[THE EXERCISE] Every line in the listing is to be echoed verbatim.

[PROVIDED INFORMATION]
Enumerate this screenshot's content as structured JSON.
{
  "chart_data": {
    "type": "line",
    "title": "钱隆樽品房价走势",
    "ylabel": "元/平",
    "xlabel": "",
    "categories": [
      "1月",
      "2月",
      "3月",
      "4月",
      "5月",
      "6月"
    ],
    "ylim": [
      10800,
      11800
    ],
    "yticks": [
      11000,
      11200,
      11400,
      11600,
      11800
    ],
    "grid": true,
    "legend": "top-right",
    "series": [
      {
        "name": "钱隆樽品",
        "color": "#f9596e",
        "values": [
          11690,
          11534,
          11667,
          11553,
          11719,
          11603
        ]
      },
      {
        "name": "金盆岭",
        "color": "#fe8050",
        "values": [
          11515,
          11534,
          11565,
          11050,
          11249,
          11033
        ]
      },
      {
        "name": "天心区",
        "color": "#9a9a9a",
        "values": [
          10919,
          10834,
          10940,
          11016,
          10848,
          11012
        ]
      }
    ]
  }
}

[TASK RESULT]
Enumerate this screenshot's content as structured JSON.
{
  "chart_data": {
    "type": "line",
    "title": "钱隆樽品房价走势",
    "ylabel": "元/平",
    "xlabel": "",
    "categories": [
      "1月",
      "2月",
      "3月",
      "4月",
      "5月",
      "6月"
    ],
    "ylim": [
      10800,
      11800
    ],
    "yticks": [
      11000,
      11200,
      11400,
      11600,
      11800
    ],
    "grid": true,
    "legend": "top-right",
    "series": [
      {
        "name": "钱隆樽品",
        "color": "#f9596e",
        "values": [
          11690,
          11534,
          11667,
          11553,
          11719,
          11603
        ]
      },
      {
        "name": "金盆岭",
        "color": "#fe8050",
        "values": [
          11515,
          11534,
          11565,
          11050,
          11249,
          11033
        ]
      },
      {
        "name": "天心区",
        "color": "#9a9a9a",
        "values": [
          10919,
          10834,
          10940,
          11016,
          10848,
          11012
        ]
      }
    ]
  }
}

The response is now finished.